%%

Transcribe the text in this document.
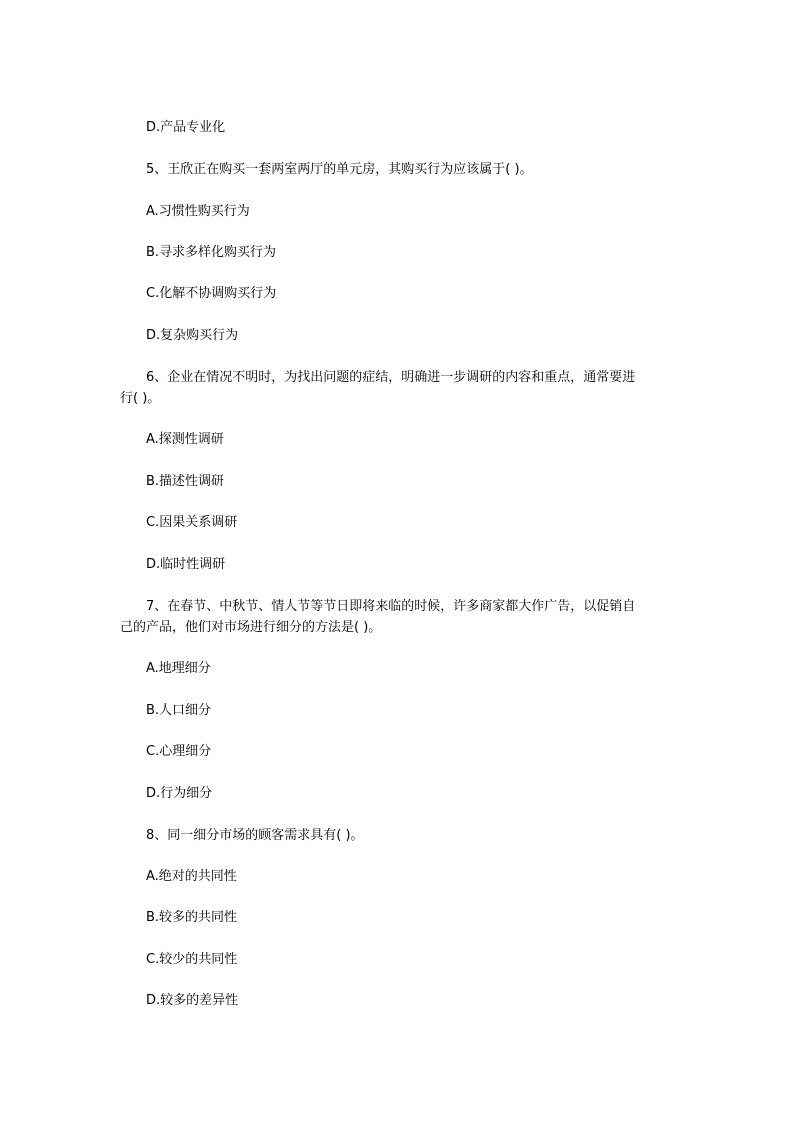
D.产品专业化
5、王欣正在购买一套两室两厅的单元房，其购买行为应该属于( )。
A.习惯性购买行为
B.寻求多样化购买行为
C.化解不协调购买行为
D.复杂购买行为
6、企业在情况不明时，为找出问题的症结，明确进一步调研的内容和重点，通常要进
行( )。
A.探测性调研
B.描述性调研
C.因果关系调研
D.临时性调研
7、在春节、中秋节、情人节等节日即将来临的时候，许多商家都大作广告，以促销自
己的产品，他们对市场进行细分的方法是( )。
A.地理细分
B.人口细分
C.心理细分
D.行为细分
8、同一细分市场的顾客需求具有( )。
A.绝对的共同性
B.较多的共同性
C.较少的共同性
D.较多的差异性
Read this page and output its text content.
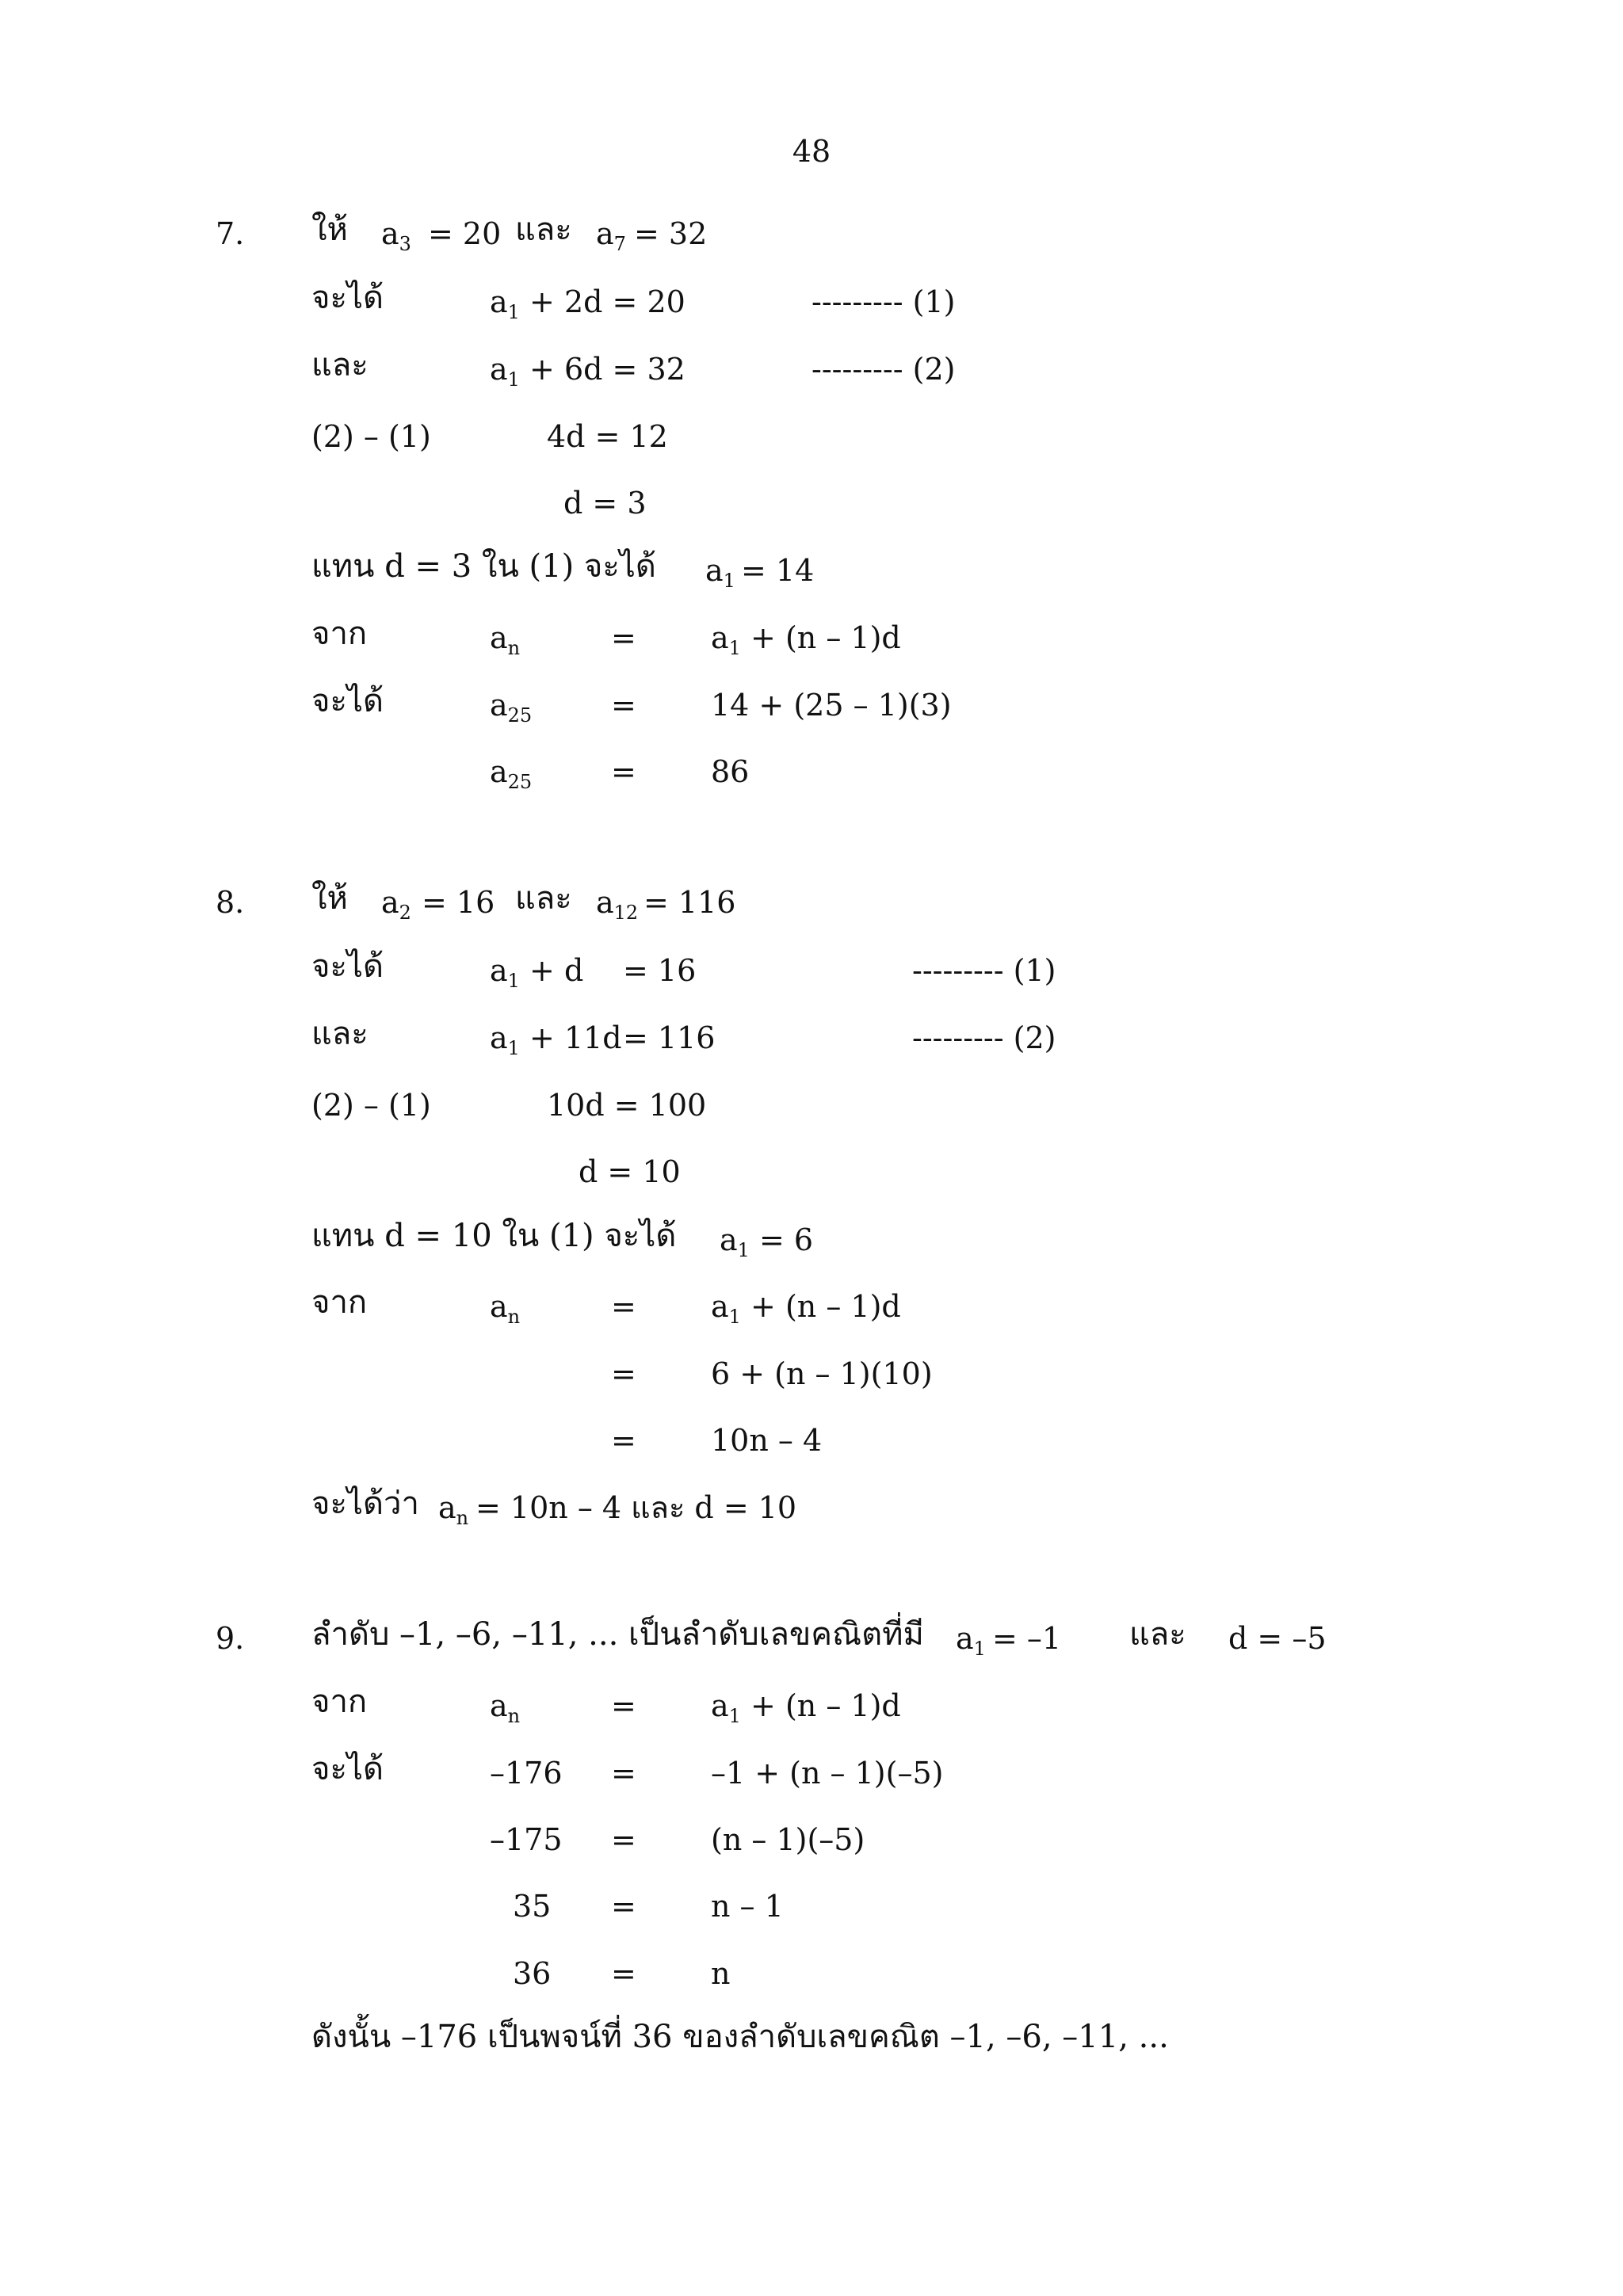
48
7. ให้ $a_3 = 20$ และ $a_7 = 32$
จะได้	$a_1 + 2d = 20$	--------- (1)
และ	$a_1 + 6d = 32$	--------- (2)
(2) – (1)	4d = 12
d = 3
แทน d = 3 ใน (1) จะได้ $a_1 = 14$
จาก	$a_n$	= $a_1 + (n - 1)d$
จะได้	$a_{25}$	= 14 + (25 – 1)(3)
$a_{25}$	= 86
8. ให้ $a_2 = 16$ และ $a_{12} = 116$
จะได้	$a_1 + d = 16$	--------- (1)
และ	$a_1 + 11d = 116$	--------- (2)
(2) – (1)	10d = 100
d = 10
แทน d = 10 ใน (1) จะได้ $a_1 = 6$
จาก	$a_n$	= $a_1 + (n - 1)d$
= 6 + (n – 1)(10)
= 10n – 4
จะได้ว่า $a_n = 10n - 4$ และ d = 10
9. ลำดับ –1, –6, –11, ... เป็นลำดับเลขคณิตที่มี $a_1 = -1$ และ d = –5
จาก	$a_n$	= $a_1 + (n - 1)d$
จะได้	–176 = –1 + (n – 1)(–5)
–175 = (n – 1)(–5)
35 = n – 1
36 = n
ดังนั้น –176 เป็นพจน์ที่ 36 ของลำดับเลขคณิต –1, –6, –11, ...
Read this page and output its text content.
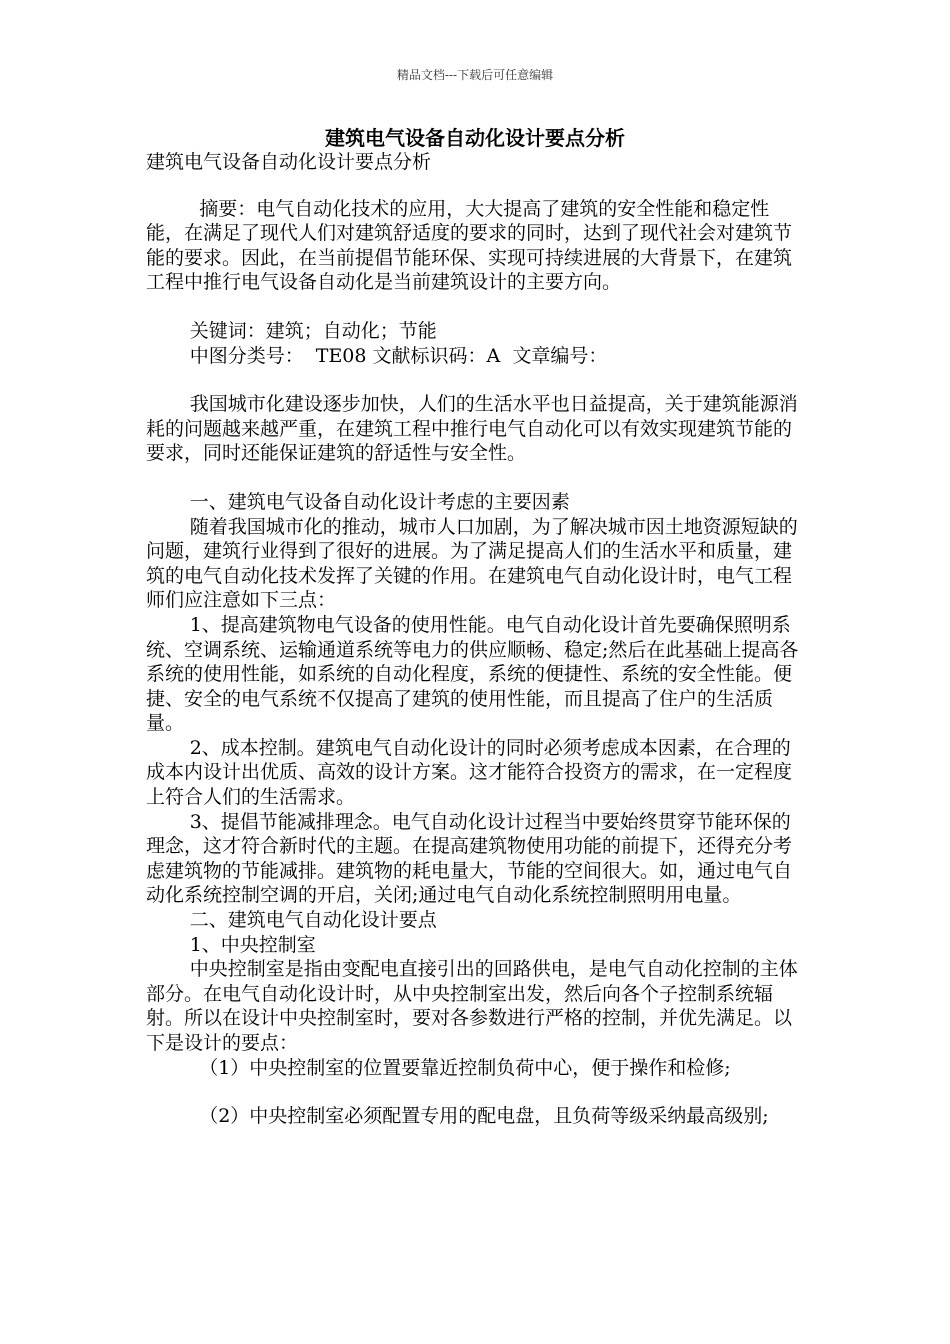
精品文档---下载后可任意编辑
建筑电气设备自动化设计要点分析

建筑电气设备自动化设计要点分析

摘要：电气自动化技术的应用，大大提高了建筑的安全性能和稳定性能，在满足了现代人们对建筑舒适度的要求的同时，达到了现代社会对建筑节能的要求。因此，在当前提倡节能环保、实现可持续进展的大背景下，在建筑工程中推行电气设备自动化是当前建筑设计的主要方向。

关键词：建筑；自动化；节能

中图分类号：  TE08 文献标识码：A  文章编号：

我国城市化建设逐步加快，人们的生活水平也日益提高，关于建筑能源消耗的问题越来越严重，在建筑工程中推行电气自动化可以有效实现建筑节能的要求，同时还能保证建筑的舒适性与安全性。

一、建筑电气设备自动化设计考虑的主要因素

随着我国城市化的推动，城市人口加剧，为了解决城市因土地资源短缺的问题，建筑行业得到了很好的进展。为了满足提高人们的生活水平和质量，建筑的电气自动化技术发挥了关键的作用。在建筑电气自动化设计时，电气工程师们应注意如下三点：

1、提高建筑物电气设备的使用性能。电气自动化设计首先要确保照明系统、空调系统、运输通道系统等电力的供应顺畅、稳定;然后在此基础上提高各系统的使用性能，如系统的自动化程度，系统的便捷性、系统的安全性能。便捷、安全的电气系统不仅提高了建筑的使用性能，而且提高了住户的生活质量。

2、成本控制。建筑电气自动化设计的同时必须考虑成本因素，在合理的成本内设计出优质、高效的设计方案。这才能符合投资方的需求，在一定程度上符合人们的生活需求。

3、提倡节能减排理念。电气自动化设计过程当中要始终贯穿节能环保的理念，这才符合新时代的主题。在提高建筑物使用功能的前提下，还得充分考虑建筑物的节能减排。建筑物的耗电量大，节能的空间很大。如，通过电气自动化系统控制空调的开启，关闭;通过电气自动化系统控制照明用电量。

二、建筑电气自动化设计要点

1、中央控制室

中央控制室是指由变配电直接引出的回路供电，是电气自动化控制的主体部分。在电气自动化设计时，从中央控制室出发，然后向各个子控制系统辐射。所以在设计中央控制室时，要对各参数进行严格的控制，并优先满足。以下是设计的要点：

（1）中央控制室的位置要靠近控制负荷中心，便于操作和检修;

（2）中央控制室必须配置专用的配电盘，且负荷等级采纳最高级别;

%%

- [WORK TO BE COMPLETED]:
Do not include the images; transcribe the rest of the listing exactly.

- [ANSWER TO THIS EXERCISE]:
Transcribe the text in this document.
D.产品专业化
5、王欣正在购买一套两室两厅的单元房，其购买行为应该属于( )。
A.习惯性购买行为
B.寻求多样化购买行为
C.化解不协调购买行为
D.复杂购买行为
6、企业在情况不明时，为找出问题的症结，明确进一步调研的内容和重点，通常要进
行( )。
A.探测性调研
B.描述性调研
C.因果关系调研
D.临时性调研
7、在春节、中秋节、情人节等节日即将来临的时候，许多商家都大作广告，以促销自
己的产品，他们对市场进行细分的方法是( )。
A.地理细分
B.人口细分
C.心理细分
D.行为细分
8、同一细分市场的顾客需求具有( )。
A.绝对的共同性
B.较多的共同性
C.较少的共同性
D.较多的差异性
Read this page and output its text content.
48
7. ให้ $a_3 = 20$ และ $a_7 = 32$
จะได้	$a_1 + 2d = 20$	--------- (1)
และ	$a_1 + 6d = 32$	--------- (2)
(2) – (1)	4d = 12
d = 3
แทน d = 3 ใน (1) จะได้ $a_1 = 14$
จาก	$a_n$	= $a_1 + (n - 1)d$
จะได้	$a_{25}$	= 14 + (25 – 1)(3)
$a_{25}$	= 86
8. ให้ $a_2 = 16$ และ $a_{12} = 116$
จะได้	$a_1 + d = 16$	--------- (1)
และ	$a_1 + 11d = 116$	--------- (2)
(2) – (1)	10d = 100
d = 10
แทน d = 10 ใน (1) จะได้ $a_1 = 6$
จาก	$a_n$	= $a_1 + (n - 1)d$
= 6 + (n – 1)(10)
= 10n – 4
จะได้ว่า $a_n = 10n - 4$ และ d = 10
9. ลำดับ –1, –6, –11, ... เป็นลำดับเลขคณิตที่มี $a_1 = -1$ และ d = –5
จาก	$a_n$	= $a_1 + (n - 1)d$
จะได้	–176 = –1 + (n – 1)(–5)
–175 = (n – 1)(–5)
35 = n – 1
36 = n
ดังนั้น –176 เป็นพจน์ที่ 36 ของลำดับเลขคณิต –1, –6, –11, ...
Read this page and output its text content.
精品文档---下载后可任意编辑
建筑电气设备自动化设计要点分析

建筑电气设备自动化设计要点分析

摘要：电气自动化技术的应用，大大提高了建筑的安全性能和稳定性能，在满足了现代人们对建筑舒适度的要求的同时，达到了现代社会对建筑节能的要求。因此，在当前提倡节能环保、实现可持续进展的大背景下，在建筑工程中推行电气设备自动化是当前建筑设计的主要方向。

关键词：建筑；自动化；节能

中图分类号：  TE08 文献标识码：A  文章编号：

我国城市化建设逐步加快，人们的生活水平也日益提高，关于建筑能源消耗的问题越来越严重，在建筑工程中推行电气自动化可以有效实现建筑节能的要求，同时还能保证建筑的舒适性与安全性。

一、建筑电气设备自动化设计考虑的主要因素

随着我国城市化的推动，城市人口加剧，为了解决城市因土地资源短缺的问题，建筑行业得到了很好的进展。为了满足提高人们的生活水平和质量，建筑的电气自动化技术发挥了关键的作用。在建筑电气自动化设计时，电气工程师们应注意如下三点：

1、提高建筑物电气设备的使用性能。电气自动化设计首先要确保照明系统、空调系统、运输通道系统等电力的供应顺畅、稳定;然后在此基础上提高各系统的使用性能，如系统的自动化程度，系统的便捷性、系统的安全性能。便捷、安全的电气系统不仅提高了建筑的使用性能，而且提高了住户的生活质量。

2、成本控制。建筑电气自动化设计的同时必须考虑成本因素，在合理的成本内设计出优质、高效的设计方案。这才能符合投资方的需求，在一定程度上符合人们的生活需求。

3、提倡节能减排理念。电气自动化设计过程当中要始终贯穿节能环保的理念，这才符合新时代的主题。在提高建筑物使用功能的前提下，还得充分考虑建筑物的节能减排。建筑物的耗电量大，节能的空间很大。如，通过电气自动化系统控制空调的开启，关闭;通过电气自动化系统控制照明用电量。

二、建筑电气自动化设计要点

1、中央控制室

中央控制室是指由变配电直接引出的回路供电，是电气自动化控制的主体部分。在电气自动化设计时，从中央控制室出发，然后向各个子控制系统辐射。所以在设计中央控制室时，要对各参数进行严格的控制，并优先满足。以下是设计的要点：

（1）中央控制室的位置要靠近控制负荷中心，便于操作和检修;

（2）中央控制室必须配置专用的配电盘，且负荷等级采纳最高级别;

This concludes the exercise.